--- BEGIN Provided data ---

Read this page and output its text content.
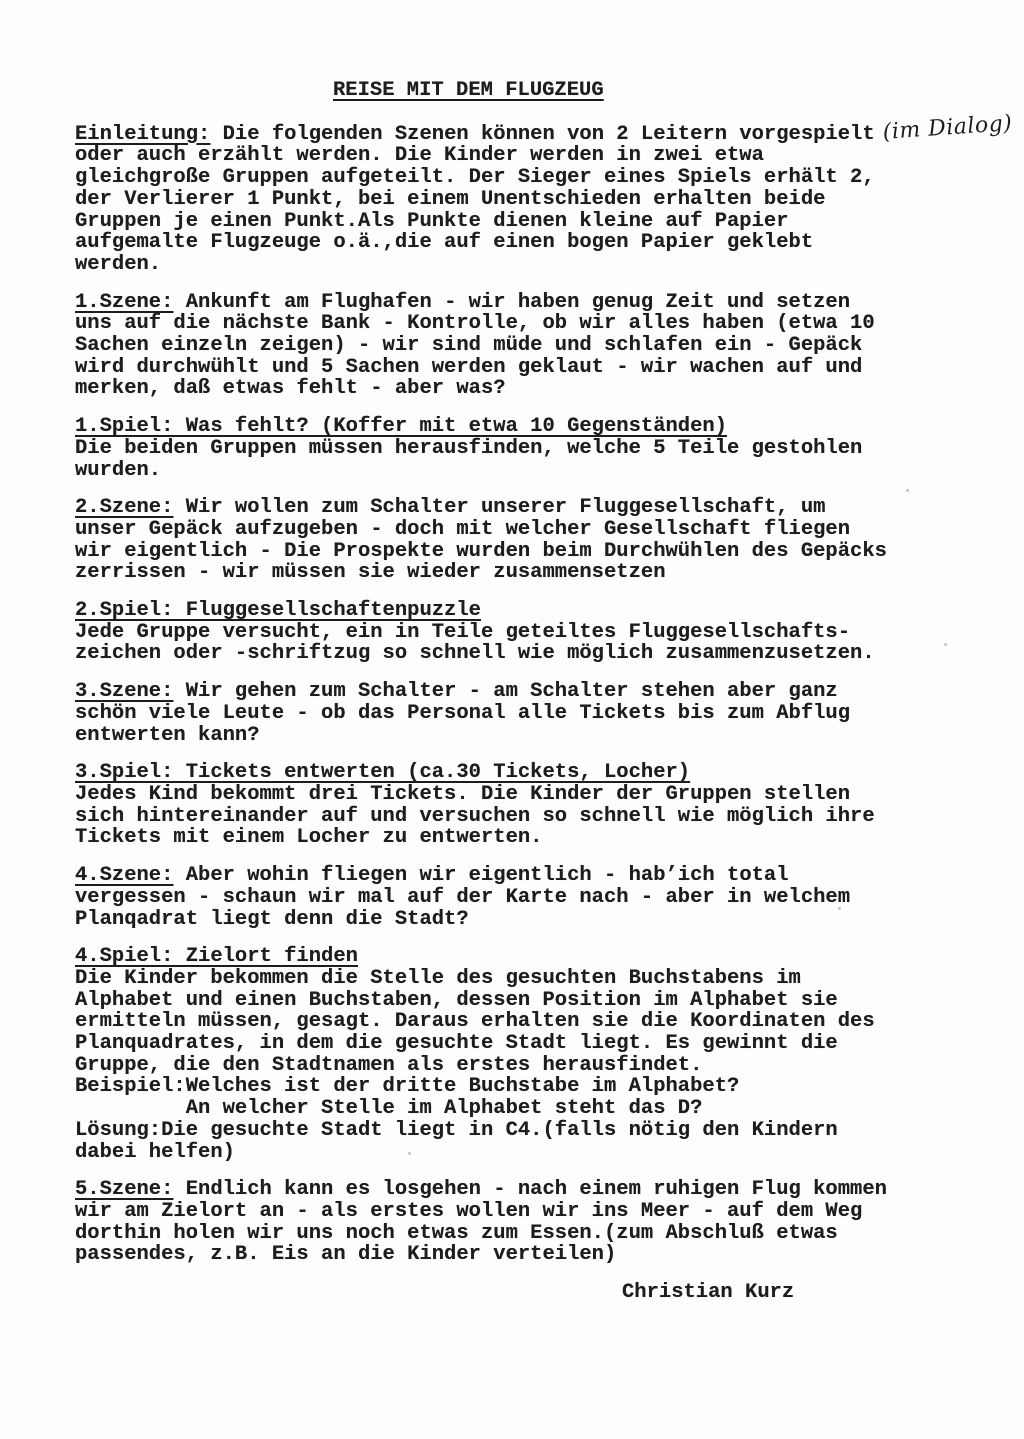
REISE MIT DEM FLUGZEUG

Einleitung: Die folgenden Szenen können von 2 Leitern vorgespielt (im Dialog)
oder auch erzählt werden. Die Kinder werden in zwei etwa
gleichgroße Gruppen aufgeteilt. Der Sieger eines Spiels erhält 2,
der Verlierer 1 Punkt, bei einem Unentschieden erhalten beide
Gruppen je einen Punkt.Als Punkte dienen kleine auf Papier
aufgemalte Flugzeuge o.ä.,die auf einen bogen Papier geklebt
werden.

1.Szene: Ankunft am Flughafen - wir haben genug Zeit und setzen
uns auf die nächste Bank - Kontrolle, ob wir alles haben (etwa 10
Sachen einzeln zeigen) - wir sind müde und schlafen ein - Gepäck
wird durchwühlt und 5 Sachen werden geklaut - wir wachen auf und
merken, daß etwas fehlt - aber was?

1.Spiel: Was fehlt? (Koffer mit etwa 10 Gegenständen)
Die beiden Gruppen müssen herausfinden, welche 5 Teile gestohlen
wurden.

2.Szene: Wir wollen zum Schalter unserer Fluggesellschaft, um
unser Gepäck aufzugeben - doch mit welcher Gesellschaft fliegen
wir eigentlich - Die Prospekte wurden beim Durchwühlen des Gepäcks
zerrissen - wir müssen sie wieder zusammensetzen

2.Spiel: Fluggesellschaftenpuzzle
Jede Gruppe versucht, ein in Teile geteiltes Fluggesellschafts-
zeichen oder -schriftzug so schnell wie möglich zusammenzusetzen.

3.Szene: Wir gehen zum Schalter - am Schalter stehen aber ganz
schön viele Leute - ob das Personal alle Tickets bis zum Abflug
entwerten kann?

3.Spiel: Tickets entwerten (ca.30 Tickets, Locher)
Jedes Kind bekommt drei Tickets. Die Kinder der Gruppen stellen
sich hintereinander auf und versuchen so schnell wie möglich ihre
Tickets mit einem Locher zu entwerten.

4.Szene: Aber wohin fliegen wir eigentlich - hab’ich total
vergessen - schaun wir mal auf der Karte nach - aber in welchem
Planqadrat liegt denn die Stadt?

4.Spiel: Zielort finden
Die Kinder bekommen die Stelle des gesuchten Buchstabens im
Alphabet und einen Buchstaben, dessen Position im Alphabet sie
ermitteln müssen, gesagt. Daraus erhalten sie die Koordinaten des
Planquadrates, in dem die gesuchte Stadt liegt. Es gewinnt die
Gruppe, die den Stadtnamen als erstes herausfindet.
Beispiel:Welches ist der dritte Buchstabe im Alphabet?
An welcher Stelle im Alphabet steht das D?
Lösung:Die gesuchte Stadt liegt in C4.(falls nötig den Kindern
dabei helfen)

5.Szene: Endlich kann es losgehen - nach einem ruhigen Flug kommen
wir am Zielort an - als erstes wollen wir ins Meer - auf dem Weg
dorthin holen wir uns noch etwas zum Essen.(zum Abschluß etwas
passendes, z.B. Eis an die Kinder verteilen)

Christian Kurz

--- END Provided data ---

» **Job**:
Gather each line in these records that contains the string "Alphabet".

» **Task response**:
Alphabet und einen Buchstaben, dessen Position im Alphabet sie
Beispiel:Welches ist der dritte Buchstabe im Alphabet?
An welcher Stelle im Alphabet steht das D?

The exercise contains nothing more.